[Figure data in JSON]

--------------------------------------------------

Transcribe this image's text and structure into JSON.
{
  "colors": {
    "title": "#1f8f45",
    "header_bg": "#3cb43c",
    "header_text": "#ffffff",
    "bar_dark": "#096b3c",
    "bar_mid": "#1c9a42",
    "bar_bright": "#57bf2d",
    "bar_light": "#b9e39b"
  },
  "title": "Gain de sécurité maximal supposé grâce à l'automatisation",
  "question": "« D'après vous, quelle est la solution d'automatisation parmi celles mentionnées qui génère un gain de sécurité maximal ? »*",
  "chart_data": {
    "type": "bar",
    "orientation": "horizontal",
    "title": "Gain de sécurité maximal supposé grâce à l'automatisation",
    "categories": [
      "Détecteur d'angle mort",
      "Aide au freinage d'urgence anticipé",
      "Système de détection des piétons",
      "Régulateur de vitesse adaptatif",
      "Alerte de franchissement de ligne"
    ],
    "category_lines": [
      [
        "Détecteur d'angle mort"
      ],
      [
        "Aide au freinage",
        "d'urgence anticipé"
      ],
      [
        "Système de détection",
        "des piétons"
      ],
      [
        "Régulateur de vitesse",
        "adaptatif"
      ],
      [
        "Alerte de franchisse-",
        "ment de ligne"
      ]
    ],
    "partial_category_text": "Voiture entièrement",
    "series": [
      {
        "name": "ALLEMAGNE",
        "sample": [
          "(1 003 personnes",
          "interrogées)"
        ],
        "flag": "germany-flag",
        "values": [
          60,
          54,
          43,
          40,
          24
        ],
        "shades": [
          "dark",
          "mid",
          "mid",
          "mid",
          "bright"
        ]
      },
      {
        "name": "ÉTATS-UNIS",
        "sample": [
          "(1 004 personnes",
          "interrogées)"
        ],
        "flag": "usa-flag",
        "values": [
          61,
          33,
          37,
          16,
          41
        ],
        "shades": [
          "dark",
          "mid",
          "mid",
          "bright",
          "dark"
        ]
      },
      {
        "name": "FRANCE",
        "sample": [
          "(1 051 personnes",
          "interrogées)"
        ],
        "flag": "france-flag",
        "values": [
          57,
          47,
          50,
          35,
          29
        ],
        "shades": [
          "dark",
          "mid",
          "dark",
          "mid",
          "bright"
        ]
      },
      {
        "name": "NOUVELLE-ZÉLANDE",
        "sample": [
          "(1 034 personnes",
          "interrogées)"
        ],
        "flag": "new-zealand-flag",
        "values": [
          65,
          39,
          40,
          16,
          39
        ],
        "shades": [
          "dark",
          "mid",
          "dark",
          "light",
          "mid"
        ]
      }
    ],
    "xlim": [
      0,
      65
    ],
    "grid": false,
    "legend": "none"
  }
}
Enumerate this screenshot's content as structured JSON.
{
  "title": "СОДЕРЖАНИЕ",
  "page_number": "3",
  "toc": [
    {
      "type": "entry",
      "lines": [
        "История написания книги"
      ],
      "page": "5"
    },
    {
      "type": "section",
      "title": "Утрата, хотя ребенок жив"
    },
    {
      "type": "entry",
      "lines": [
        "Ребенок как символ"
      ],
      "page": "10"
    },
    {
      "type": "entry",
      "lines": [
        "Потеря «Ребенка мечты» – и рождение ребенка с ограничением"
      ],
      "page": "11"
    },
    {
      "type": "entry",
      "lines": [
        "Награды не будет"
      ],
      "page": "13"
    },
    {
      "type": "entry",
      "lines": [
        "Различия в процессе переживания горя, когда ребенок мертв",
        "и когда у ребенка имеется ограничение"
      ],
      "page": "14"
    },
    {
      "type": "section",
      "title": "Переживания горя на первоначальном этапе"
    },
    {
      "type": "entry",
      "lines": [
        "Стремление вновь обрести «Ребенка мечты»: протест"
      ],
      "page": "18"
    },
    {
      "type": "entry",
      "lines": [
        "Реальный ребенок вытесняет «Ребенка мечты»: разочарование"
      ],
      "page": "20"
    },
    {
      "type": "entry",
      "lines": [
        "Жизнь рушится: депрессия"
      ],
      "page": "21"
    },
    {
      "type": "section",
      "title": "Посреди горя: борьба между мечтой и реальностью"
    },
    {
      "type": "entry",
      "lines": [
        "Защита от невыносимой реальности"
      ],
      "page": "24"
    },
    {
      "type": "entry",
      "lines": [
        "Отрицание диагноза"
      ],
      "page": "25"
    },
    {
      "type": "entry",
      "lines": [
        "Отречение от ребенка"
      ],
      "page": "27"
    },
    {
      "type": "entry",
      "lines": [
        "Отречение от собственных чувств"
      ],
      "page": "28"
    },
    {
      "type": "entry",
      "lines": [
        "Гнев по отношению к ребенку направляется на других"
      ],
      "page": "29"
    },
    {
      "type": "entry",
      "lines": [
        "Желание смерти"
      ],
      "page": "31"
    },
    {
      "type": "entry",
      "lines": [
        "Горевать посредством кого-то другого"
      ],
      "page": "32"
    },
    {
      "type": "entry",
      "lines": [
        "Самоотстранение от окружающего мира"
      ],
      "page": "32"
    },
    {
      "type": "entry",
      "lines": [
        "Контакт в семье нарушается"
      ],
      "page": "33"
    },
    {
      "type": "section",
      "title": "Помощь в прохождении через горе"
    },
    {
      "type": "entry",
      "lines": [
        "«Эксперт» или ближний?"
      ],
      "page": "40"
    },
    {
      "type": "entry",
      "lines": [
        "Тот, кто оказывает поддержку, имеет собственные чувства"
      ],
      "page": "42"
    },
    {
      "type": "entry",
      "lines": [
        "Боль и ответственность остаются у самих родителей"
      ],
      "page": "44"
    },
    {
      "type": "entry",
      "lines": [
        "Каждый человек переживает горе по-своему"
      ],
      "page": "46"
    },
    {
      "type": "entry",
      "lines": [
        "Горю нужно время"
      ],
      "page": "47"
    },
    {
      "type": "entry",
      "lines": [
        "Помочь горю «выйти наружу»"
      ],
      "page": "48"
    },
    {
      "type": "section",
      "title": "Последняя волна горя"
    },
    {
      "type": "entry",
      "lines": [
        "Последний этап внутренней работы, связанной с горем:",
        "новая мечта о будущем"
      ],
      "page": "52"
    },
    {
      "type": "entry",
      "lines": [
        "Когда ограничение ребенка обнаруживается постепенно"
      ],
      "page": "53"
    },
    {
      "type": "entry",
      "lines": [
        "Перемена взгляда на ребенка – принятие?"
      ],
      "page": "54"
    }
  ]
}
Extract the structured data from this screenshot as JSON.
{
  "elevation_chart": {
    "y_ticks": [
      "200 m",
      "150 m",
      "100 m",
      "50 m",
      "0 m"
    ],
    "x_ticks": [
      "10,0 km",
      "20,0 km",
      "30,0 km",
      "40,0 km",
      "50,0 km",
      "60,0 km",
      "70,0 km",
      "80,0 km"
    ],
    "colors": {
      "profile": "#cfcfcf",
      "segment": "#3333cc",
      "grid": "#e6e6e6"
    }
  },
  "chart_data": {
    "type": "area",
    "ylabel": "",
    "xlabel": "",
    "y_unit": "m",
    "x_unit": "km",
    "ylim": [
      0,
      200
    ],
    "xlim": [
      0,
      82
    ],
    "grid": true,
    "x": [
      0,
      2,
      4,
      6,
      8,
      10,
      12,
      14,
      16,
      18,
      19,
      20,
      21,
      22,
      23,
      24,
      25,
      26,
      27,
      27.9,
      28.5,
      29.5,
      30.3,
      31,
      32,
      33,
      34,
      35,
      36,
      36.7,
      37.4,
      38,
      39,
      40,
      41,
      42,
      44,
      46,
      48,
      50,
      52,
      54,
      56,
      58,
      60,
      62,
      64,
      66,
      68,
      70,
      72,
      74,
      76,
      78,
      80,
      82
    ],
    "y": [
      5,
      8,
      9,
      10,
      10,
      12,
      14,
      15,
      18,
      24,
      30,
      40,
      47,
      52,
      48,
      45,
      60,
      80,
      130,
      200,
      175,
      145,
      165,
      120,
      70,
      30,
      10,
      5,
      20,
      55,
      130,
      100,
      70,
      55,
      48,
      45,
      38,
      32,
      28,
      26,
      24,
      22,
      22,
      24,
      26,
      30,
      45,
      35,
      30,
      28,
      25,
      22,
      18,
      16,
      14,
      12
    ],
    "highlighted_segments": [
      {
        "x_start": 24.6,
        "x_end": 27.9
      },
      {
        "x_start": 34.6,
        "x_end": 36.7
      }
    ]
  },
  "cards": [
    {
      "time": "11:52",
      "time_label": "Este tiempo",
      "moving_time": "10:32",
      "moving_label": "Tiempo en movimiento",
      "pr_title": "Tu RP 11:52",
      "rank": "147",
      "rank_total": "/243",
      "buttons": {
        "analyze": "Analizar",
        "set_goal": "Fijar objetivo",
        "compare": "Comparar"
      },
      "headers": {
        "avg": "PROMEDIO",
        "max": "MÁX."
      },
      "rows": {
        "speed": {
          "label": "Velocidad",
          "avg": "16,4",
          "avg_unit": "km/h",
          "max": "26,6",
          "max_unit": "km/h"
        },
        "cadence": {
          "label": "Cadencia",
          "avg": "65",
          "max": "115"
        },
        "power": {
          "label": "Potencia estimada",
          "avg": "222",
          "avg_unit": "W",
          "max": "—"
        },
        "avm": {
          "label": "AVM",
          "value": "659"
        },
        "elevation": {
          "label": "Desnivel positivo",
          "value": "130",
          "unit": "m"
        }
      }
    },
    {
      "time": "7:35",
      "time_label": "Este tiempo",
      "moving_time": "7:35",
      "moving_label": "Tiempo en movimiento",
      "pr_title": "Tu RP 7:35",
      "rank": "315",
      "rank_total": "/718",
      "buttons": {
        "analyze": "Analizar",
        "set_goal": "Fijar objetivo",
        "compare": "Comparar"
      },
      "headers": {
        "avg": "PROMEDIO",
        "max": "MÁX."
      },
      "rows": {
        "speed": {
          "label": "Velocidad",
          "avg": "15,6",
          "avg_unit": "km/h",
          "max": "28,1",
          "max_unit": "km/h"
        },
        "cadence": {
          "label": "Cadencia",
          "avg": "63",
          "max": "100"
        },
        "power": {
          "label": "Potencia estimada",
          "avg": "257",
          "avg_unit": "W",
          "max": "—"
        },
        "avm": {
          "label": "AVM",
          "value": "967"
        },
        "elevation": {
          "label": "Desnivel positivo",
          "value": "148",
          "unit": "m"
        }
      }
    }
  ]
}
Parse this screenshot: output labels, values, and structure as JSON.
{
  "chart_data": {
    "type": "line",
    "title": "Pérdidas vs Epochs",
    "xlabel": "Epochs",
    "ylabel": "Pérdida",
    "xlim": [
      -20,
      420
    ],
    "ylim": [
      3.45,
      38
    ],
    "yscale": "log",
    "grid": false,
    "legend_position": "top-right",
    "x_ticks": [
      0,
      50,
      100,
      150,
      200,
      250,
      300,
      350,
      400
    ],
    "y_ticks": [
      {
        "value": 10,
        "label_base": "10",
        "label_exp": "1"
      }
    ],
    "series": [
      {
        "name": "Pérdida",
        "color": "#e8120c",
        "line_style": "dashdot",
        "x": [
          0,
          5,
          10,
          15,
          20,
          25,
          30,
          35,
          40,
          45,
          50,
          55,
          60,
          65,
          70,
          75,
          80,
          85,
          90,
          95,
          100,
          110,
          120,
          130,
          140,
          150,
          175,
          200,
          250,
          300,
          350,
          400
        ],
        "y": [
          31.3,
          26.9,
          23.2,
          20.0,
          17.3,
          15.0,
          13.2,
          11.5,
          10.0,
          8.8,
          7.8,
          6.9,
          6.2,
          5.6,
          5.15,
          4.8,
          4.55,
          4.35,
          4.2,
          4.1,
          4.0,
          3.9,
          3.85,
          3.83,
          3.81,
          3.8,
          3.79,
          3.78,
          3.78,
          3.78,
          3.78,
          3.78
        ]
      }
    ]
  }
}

--------------------------------------------------

§ **Given problem**
Print again the material above, limited to the lines from the one holding "Parse this screenshot: output" through the last, inclusive.

§ **Problem solution**
Parse this screenshot: output labels, values, and structure as JSON.
{
  "chart_data": {
    "type": "line",
    "title": "Pérdidas vs Epochs",
    "xlabel": "Epochs",
    "ylabel": "Pérdida",
    "xlim": [
      -20,
      420
    ],
    "ylim": [
      3.45,
      38
    ],
    "yscale": "log",
    "grid": false,
    "legend_position": "top-right",
    "x_ticks": [
      0,
      50,
      100,
      150,
      200,
      250,
      300,
      350,
      400
    ],
    "y_ticks": [
      {
        "value": 10,
        "label_base": "10",
        "label_exp": "1"
      }
    ],
    "series": [
      {
        "name": "Pérdida",
        "color": "#e8120c",
        "line_style": "dashdot",
        "x": [
          0,
          5,
          10,
          15,
          20,
          25,
          30,
          35,
          40,
          45,
          50,
          55,
          60,
          65,
          70,
          75,
          80,
          85,
          90,
          95,
          100,
          110,
          120,
          130,
          140,
          150,
          175,
          200,
          250,
          300,
          350,
          400
        ],
        "y": [
          31.3,
          26.9,
          23.2,
          20.0,
          17.3,
          15.0,
          13.2,
          11.5,
          10.0,
          8.8,
          7.8,
          6.9,
          6.2,
          5.6,
          5.15,
          4.8,
          4.55,
          4.35,
          4.2,
          4.1,
          4.0,
          3.9,
          3.85,
          3.83,
          3.81,
          3.8,
          3.79,
          3.78,
          3.78,
          3.78,
          3.78,
          3.78
        ]
      }
    ]
  }
}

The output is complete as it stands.